## [Exercise goal]
Print the stretch of entries below from the line containing "Patent image size: (828, 1218)." through the line containing "The third combiner 510 is at (142, 843).", reproducing each line without any change.

#### Supplied material ####

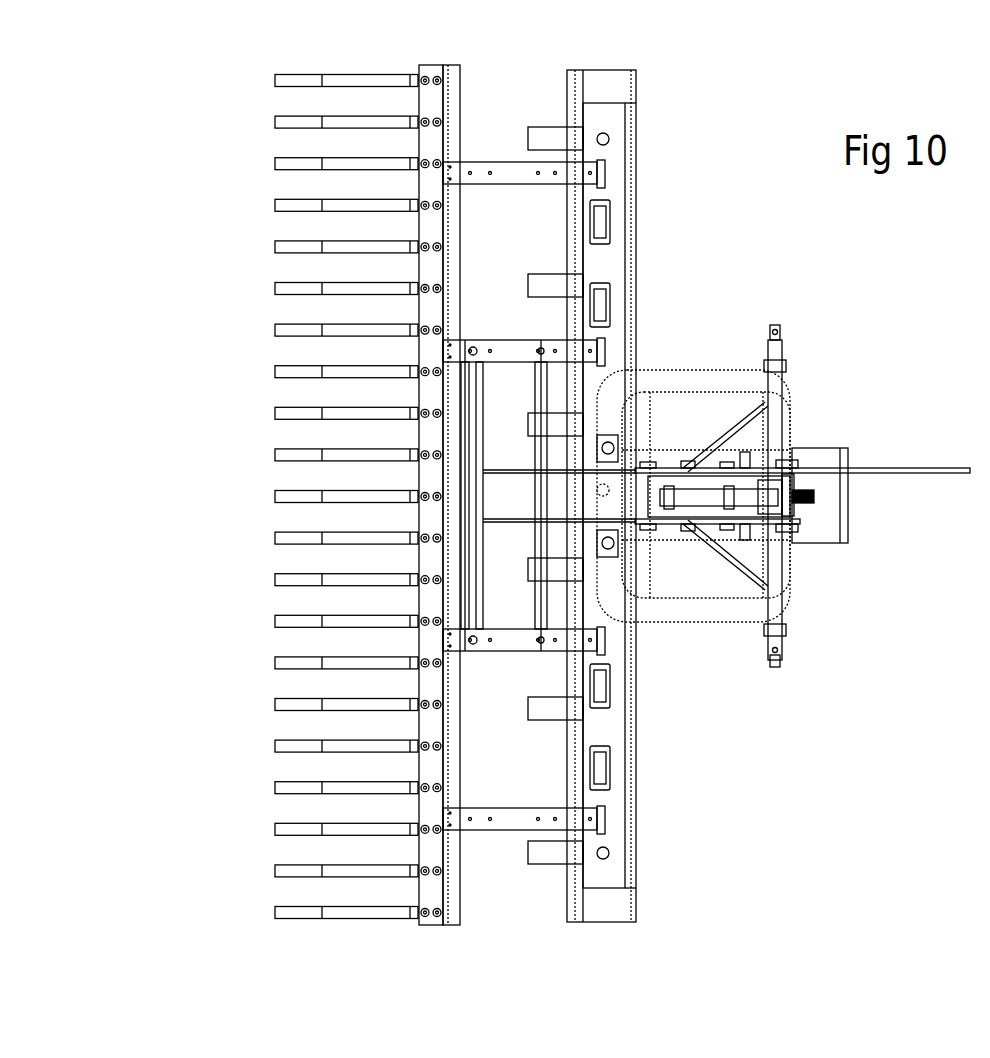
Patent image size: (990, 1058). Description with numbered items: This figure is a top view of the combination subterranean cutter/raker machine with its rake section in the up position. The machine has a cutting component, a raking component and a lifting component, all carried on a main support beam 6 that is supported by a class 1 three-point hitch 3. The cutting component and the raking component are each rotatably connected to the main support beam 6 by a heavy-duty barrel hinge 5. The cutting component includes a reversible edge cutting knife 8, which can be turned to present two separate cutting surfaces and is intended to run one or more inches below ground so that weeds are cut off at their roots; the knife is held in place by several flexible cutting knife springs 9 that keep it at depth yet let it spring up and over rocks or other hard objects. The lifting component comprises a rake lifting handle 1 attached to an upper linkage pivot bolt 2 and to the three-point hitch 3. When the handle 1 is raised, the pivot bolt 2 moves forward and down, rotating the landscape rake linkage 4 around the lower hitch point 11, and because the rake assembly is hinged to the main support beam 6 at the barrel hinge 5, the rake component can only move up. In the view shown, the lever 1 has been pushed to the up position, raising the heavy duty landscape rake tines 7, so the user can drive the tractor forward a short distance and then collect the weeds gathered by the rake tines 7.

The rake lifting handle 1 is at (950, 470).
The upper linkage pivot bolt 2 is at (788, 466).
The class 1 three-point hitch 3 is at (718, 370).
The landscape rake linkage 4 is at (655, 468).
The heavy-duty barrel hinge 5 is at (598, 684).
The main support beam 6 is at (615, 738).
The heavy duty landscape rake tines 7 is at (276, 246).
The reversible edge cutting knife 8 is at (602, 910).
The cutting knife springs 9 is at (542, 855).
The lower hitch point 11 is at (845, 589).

####
#### Supplied material ####

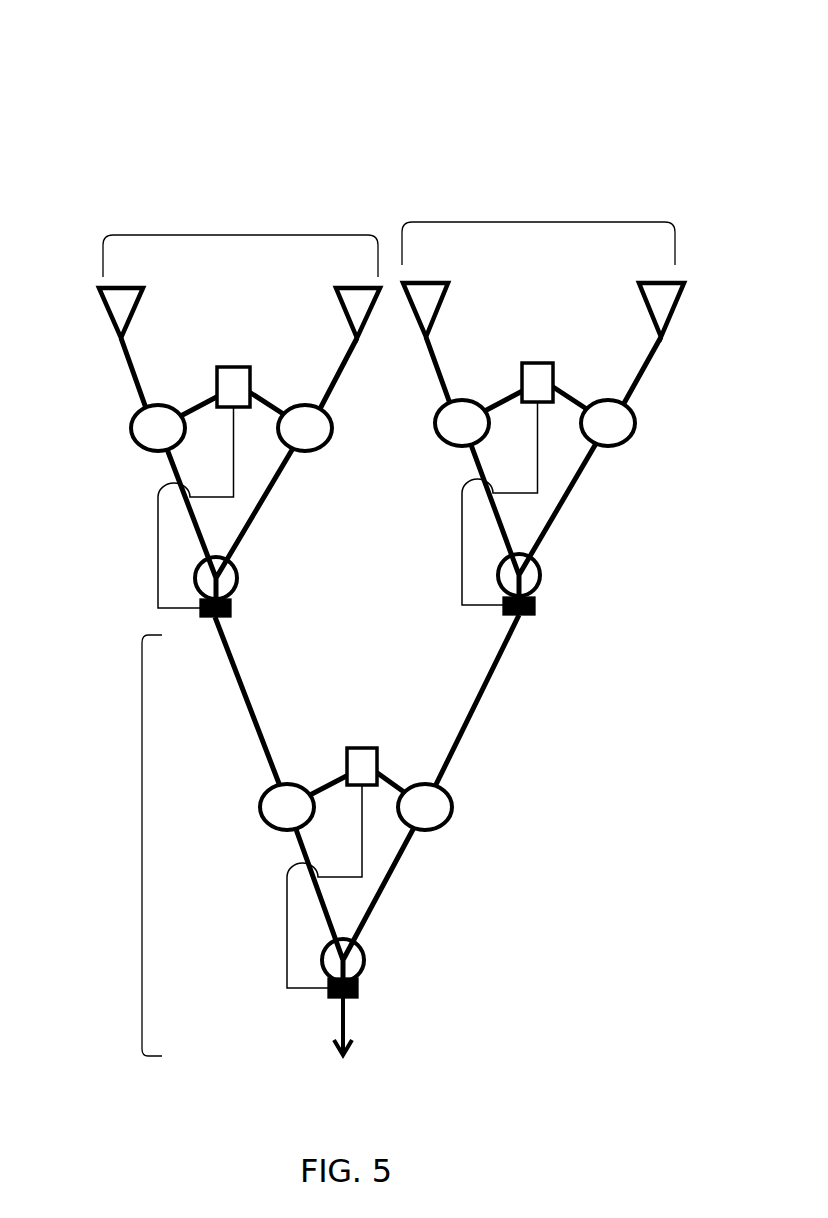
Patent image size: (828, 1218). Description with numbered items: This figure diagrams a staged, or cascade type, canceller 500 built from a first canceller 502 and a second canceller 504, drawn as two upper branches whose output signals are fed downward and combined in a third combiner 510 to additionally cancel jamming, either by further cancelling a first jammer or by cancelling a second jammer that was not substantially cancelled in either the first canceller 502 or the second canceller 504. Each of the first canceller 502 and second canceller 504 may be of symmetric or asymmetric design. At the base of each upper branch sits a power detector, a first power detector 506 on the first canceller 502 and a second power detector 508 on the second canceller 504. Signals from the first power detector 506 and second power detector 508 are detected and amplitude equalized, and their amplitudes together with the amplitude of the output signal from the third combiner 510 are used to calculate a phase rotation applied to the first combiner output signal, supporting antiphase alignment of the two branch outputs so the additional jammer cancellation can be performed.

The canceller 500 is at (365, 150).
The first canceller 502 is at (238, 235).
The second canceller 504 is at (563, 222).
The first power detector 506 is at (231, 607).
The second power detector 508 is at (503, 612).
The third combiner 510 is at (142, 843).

####

## [Full response]
Patent image size: (828, 1218). Description with numbered items: This figure diagrams a staged, or cascade type, canceller 500 built from a first canceller 502 and a second canceller 504, drawn as two upper branches whose output signals are fed downward and combined in a third combiner 510 to additionally cancel jamming, either by further cancelling a first jammer or by cancelling a second jammer that was not substantially cancelled in either the first canceller 502 or the second canceller 504. Each of the first canceller 502 and second canceller 504 may be of symmetric or asymmetric design. At the base of each upper branch sits a power detector, a first power detector 506 on the first canceller 502 and a second power detector 508 on the second canceller 504. Signals from the first power detector 506 and second power detector 508 are detected and amplitude equalized, and their amplitudes together with the amplitude of the output signal from the third combiner 510 are used to calculate a phase rotation applied to the first combiner output signal, supporting antiphase alignment of the two branch outputs so the additional jammer cancellation can be performed.

The canceller 500 is at (365, 150).
The first canceller 502 is at (238, 235).
The second canceller 504 is at (563, 222).
The first power detector 506 is at (231, 607).
The second power detector 508 is at (503, 612).
The third combiner 510 is at (142, 843).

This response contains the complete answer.